* START SUPPLIED PASSAGE *
The title for this blog could be any of those three. This
blog post is way overdue. These are my thoughts and what I learned from last
summer’s camp season.
At our counselor meetings each week, Little Tony asks what
we are going through and what we are learning. With a 6-week-old baby, I did not
get to many meetings, but I did get to some. At the last meeting of the last camp I had planned out in my head what I would share. However, it ended up being one
of those long meetings where everyone wanted to share. When Tony asked if there
was anyone else that wanted to share, I didn’t share in order to let others
share and keep the night from going on forever.
Our camp theme for the summer was “Grow”. So, for four weeks I meditated on that theme
and the Lord taught me some things about growth.
This camp was a different camp for me having a 6-week-old
baby. Everything was new for me and a bit difficult, too. Our boy, MJ, had what
people call Colic. Call it whatever, he was fussy, always wanting to be held
and bounced. MJ also wanted me to stand
when I held him; I could never sit. I was exhausted. People supported me as
much as possible and would tell me, “Hang in there, Jen.” Then I found myself
responding and saying, “He’ll grow out of it.”
That phrase “He’ll grow out of it” lingered in my head for quite
awhile, seeing how “Grow” was the theme of the summer. I thought about some of
the campers that had some pretty irritating behaviors. I thought about their
families and others that are with them daily. Those that don’t get a break with
behaviors that never seems to change. I began to understand how they might feel.
Soon, I began to wonder why my boy will “grow out of ” his
exhausting and irritating behaviors and why it seems so many people with
intellectual disabilities do not. The word “Expectation” came to mind. One
reason babies and kids go through phases and grow out of them is because we Expect them to. At some point, they are
expected to sleep though the night, wean off the bottle, get rid of their
blankets or dolls, stop their whining, etc. If given a choice and nobody
expected us to change, we probably all would still engage in those things.
* END SUPPLIED PASSAGE *
* START DATASET ROWS *
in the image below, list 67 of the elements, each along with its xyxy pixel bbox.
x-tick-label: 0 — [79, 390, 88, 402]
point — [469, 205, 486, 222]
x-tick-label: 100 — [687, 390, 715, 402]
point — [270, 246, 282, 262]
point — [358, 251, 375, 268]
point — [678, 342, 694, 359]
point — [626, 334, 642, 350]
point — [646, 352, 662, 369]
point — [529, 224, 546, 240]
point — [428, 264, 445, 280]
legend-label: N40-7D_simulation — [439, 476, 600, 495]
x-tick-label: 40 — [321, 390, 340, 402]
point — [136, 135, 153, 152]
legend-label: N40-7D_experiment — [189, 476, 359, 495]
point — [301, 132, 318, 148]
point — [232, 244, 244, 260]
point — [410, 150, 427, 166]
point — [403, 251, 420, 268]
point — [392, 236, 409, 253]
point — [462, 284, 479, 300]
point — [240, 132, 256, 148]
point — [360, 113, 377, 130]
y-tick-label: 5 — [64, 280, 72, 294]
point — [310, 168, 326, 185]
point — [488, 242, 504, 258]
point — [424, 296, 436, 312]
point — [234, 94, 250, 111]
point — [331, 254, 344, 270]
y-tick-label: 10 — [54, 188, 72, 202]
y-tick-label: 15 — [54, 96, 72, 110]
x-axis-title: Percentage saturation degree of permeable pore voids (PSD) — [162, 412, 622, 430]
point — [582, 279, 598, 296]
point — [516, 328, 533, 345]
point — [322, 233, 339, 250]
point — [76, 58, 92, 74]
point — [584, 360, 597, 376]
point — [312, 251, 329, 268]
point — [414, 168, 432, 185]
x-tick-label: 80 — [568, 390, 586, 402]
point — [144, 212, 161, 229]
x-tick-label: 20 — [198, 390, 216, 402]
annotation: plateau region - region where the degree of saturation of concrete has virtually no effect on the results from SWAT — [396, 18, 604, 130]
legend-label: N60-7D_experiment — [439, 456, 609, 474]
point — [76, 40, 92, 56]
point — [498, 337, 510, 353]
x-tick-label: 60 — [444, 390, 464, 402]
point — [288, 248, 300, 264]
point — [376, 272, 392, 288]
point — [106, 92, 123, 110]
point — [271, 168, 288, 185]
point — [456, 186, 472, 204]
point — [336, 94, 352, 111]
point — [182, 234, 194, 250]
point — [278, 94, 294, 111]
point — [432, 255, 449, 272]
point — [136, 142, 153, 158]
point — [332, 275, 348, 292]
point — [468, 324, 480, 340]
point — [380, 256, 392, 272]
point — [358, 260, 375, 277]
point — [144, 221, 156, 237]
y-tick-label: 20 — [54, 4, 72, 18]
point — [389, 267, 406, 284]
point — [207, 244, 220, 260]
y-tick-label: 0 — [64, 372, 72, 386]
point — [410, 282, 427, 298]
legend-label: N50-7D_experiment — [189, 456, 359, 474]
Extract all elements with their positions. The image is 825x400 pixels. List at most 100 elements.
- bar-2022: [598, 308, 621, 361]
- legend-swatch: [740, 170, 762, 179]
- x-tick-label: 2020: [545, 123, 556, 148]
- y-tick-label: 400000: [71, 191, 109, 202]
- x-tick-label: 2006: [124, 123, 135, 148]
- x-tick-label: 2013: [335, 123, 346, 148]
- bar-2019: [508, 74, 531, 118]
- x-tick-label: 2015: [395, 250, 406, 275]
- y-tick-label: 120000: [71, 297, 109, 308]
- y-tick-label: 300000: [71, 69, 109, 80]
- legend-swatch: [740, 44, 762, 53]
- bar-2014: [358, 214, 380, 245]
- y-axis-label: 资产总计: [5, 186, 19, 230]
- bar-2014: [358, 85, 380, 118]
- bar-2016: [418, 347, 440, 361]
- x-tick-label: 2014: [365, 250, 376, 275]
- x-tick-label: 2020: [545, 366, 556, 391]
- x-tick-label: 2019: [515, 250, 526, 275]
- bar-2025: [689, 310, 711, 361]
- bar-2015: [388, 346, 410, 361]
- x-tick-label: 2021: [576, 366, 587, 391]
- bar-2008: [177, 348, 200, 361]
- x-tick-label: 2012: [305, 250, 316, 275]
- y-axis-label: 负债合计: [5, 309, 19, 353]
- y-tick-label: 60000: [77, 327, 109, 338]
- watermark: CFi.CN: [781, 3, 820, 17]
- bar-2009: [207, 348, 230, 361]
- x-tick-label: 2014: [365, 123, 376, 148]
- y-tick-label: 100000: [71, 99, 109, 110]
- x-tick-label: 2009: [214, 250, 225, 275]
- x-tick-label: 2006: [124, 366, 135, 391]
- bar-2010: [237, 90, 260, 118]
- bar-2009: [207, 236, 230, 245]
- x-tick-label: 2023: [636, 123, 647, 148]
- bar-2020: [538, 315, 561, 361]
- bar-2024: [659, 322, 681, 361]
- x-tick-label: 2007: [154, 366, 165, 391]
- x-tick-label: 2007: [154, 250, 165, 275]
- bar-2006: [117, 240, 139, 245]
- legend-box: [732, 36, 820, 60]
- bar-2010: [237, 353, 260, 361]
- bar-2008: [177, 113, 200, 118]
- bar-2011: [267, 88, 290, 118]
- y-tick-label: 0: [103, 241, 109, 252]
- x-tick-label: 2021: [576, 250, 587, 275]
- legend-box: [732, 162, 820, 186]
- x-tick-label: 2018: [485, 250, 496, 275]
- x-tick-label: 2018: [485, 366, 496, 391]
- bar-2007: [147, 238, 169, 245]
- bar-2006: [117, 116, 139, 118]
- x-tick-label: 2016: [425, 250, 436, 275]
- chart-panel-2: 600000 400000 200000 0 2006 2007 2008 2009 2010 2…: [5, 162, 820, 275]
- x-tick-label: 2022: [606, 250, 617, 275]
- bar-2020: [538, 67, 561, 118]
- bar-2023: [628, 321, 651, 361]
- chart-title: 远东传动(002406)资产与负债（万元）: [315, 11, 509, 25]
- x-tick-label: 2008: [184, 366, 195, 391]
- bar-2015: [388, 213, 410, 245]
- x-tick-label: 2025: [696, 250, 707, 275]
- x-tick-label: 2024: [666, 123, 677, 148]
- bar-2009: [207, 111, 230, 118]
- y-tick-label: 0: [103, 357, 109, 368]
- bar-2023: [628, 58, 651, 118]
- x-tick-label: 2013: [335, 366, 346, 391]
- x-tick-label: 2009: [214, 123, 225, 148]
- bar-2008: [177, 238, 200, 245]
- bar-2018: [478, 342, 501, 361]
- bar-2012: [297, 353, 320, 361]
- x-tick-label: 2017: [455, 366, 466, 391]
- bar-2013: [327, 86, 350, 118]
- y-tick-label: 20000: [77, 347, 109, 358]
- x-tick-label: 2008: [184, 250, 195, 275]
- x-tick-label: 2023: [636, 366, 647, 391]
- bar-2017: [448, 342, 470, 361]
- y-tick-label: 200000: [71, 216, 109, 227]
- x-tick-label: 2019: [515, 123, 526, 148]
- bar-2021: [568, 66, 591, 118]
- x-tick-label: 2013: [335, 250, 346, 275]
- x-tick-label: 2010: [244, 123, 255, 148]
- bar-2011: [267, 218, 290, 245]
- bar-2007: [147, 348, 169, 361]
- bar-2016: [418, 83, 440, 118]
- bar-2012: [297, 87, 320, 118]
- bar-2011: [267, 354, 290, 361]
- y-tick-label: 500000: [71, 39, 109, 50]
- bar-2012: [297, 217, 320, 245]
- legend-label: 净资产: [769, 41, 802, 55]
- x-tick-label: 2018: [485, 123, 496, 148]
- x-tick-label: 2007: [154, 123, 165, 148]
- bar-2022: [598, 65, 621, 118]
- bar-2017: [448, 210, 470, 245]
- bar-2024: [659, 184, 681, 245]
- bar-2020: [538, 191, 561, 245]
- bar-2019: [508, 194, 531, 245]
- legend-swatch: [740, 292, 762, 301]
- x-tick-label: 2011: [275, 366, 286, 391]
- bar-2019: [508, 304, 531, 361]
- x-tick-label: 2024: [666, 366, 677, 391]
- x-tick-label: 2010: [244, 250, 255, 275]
* END DATASET ROWS *
* START DATASET ROWS *
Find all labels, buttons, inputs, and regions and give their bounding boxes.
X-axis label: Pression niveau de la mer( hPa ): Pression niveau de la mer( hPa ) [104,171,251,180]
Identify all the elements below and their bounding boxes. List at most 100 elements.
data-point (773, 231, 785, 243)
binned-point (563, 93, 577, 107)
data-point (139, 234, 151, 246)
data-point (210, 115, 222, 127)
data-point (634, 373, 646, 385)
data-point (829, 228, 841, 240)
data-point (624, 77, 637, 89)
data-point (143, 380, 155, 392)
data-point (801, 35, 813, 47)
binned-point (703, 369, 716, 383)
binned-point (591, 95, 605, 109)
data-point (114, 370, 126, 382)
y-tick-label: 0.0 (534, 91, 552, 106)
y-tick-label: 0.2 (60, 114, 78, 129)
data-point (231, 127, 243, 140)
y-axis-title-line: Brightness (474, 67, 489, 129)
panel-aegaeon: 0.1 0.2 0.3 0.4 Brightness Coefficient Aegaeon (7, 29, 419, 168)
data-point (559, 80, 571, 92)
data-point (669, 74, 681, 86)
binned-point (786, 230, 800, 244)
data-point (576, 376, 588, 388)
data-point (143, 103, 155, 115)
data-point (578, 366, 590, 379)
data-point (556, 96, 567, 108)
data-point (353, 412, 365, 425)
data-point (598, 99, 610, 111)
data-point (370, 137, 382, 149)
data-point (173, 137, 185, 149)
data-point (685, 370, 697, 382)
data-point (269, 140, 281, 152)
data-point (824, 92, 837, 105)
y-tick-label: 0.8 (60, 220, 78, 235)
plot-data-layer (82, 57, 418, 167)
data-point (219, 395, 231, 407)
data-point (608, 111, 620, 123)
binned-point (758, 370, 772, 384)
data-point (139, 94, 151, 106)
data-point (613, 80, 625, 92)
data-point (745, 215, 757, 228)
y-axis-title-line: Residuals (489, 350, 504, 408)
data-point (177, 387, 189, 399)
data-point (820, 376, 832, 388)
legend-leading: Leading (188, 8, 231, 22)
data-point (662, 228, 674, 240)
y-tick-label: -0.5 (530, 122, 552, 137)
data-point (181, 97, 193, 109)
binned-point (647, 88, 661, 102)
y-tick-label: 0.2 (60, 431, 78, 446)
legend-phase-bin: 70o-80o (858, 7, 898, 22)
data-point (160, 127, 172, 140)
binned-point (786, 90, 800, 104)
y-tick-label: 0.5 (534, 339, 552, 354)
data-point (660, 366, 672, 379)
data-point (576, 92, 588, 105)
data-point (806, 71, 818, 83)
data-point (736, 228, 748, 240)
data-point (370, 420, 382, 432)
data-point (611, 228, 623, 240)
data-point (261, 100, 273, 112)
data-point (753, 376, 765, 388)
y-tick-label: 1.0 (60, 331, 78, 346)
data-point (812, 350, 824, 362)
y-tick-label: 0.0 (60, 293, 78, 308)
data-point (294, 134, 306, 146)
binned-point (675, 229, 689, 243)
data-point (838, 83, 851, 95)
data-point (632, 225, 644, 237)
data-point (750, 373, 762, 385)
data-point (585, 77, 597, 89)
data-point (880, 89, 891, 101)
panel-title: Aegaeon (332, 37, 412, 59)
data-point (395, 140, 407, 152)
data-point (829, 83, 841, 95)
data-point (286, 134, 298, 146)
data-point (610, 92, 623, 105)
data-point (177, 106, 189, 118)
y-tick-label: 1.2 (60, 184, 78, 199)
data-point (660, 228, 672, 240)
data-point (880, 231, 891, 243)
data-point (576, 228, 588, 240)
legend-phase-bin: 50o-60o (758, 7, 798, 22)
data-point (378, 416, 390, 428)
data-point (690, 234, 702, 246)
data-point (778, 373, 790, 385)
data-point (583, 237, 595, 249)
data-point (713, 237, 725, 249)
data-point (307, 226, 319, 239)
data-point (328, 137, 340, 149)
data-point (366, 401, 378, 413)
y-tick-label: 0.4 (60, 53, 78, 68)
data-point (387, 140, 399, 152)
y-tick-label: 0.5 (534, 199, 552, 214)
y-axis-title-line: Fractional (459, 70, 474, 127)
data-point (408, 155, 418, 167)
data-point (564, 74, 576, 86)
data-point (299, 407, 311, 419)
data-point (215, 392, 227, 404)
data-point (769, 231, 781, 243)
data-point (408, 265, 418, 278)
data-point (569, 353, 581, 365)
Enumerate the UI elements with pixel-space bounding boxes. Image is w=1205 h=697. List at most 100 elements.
* END DATASET ROWS *
▶ SHORT EXERCISE 1
In the camp blog post, what was the camp's theme for the summer?
▶ SHORT EXERCISE 2
Reproduce the passage of the camp blog post starting with "The title for" and going on through "going on forever.".
The material has no connection to the blog post about last summer's camp.

▶ CORRECT RESULT 1
The theme was "Grow."

▶ CORRECT RESULT 2
The title for this blog could be any of those three. This
blog post is way overdue. These are my thoughts and what I learned from last
summer’s camp season.
At our counselor meetings each week, Little Tony asks what
we are going through and what we are learning. With a 6-week-old baby, I did not
get to many meetings, but I did get to some. At the last meeting of the last camp I had planned out in my head what I would share. However, it ended up being one
of those long meetings where everyone wanted to share. When Tony asked if there
was anyone else that wanted to share, I didn’t share in order to let others
share and keep the night from going on forever.